» **THE RECORDS**:
****

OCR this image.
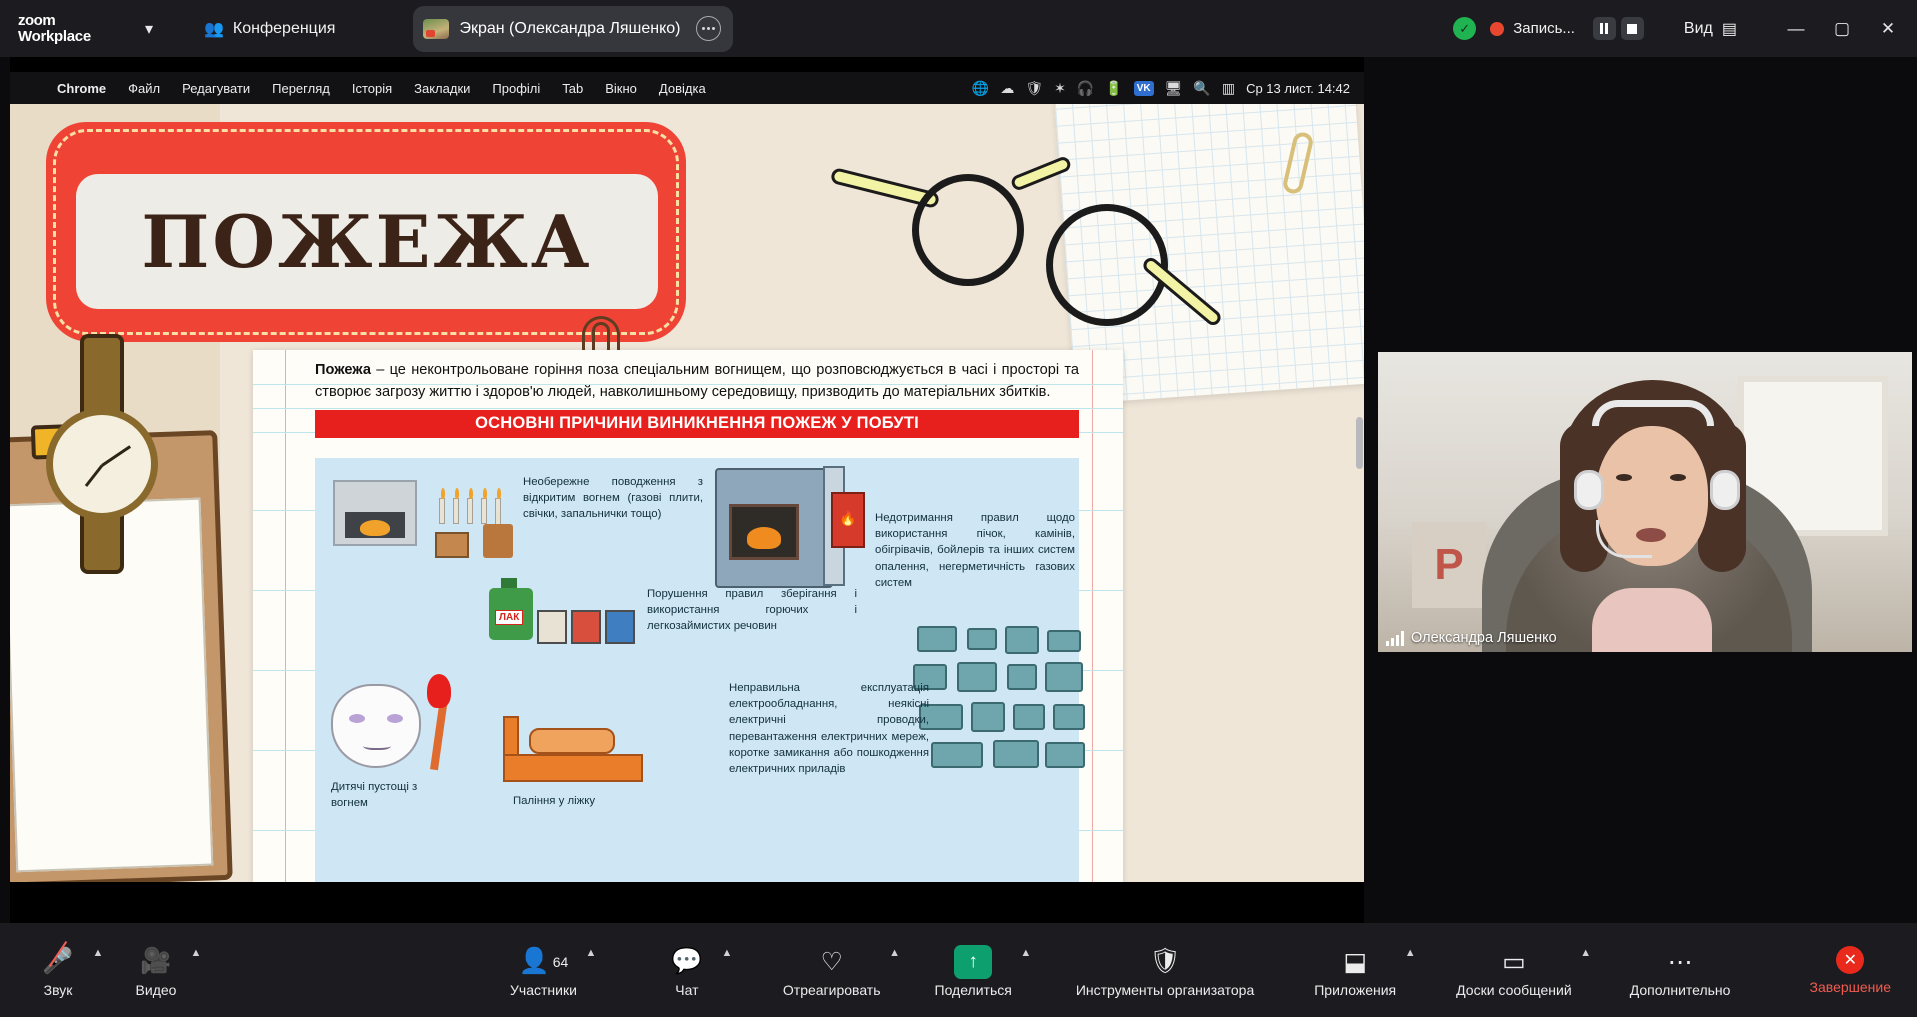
zoom
Workplace	▾	👥 Конференция	Экран (Олександра Ляшенко)	✓	Запись...	Вид ▤	—	▢	✕
Chrome	Файл	Редагувати	Перегляд	Історія	Закладки	Профілі	Tab	Вікно	Довідка	🌐 ☁ 🛡 ✶ 🎧 🔋	VK 🖥 🔍 ▥ Ср 13 лист. 14:42
ПОЖЕЖА
Пожежа – це неконтрольоване горіння поза спеціальним вогнищем, що розповсюджується в часі і просторі та створює загрозу життю і здоров'ю людей, навколишньому середовищу, призводить до матеріальних збитків.
ОСНОВНІ ПРИЧИНИ ВИНИКНЕННЯ ПОЖЕЖ У ПОБУТІ
🔥
ЛАК
Необережне поводження з відкритим вогнем (газові плити, свічки, запальнички тощо)	Недотримання правил щодо використання пічок, камінів, обігрівачів, бойлерів та інших систем опалення, негерметичність газових систем
Порушення правил зберігання і використання горючих і легкозаймистих речовин
Неправильна експлуатація електрообладнання, неякісні електричні проводки, перевантаження електричних мереж, коротке замикання або пошкодження електричних приладів
Дитячі пустощі з вогнем	Паління у ліжку
Р
Олександра Ляшенко
🎤
Звук
▲ 🎥
Видео
▲	👤 64
Участники
▲	💬
Чат
▲	♡
Отреагировать
▲	↑
Поделиться
▲	🛡
Инструменты организатора
⬓
Приложения
▲	▭
Доски сообщений
▲	⋯
Дополнительно
✕
Завершение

****

» **PROBLEM REQUIREMENTS**:
Return all of the data exactly as written, and drop the pictures.

» **WRITTEN ANSWER**:
OCR this image.
zoom
Workplace	▾	👥 Конференция	Экран (Олександра Ляшенко)	✓	Запись...	Вид ▤	—	▢	✕
Chrome	Файл	Редагувати	Перегляд	Історія	Закладки	Профілі	Tab	Вікно	Довідка	🌐 ☁ 🛡 ✶ 🎧 🔋	VK 🖥 🔍 ▥ Ср 13 лист. 14:42
ПОЖЕЖА
Пожежа – це неконтрольоване горіння поза спеціальним вогнищем, що розповсюджується в часі і просторі та створює загрозу життю і здоров'ю людей, навколишньому середовищу, призводить до матеріальних збитків.
ОСНОВНІ ПРИЧИНИ ВИНИКНЕННЯ ПОЖЕЖ У ПОБУТІ
🔥
ЛАК
Необережне поводження з відкритим вогнем (газові плити, свічки, запальнички тощо)	Недотримання правил щодо використання пічок, камінів, обігрівачів, бойлерів та інших систем опалення, негерметичність газових систем
Порушення правил зберігання і використання горючих і легкозаймистих речовин
Неправильна експлуатація електрообладнання, неякісні електричні проводки, перевантаження електричних мереж, коротке замикання або пошкодження електричних приладів
Дитячі пустощі з вогнем	Паління у ліжку
Р
Олександра Ляшенко
🎤
Звук
▲ 🎥
Видео
▲	👤 64
Участники
▲	💬
Чат
▲	♡
Отреагировать
▲	↑
Поделиться
▲	🛡
Инструменты организатора
⬓
Приложения
▲	▭
Доски сообщений
▲	⋯
Дополнительно
✕
Завершение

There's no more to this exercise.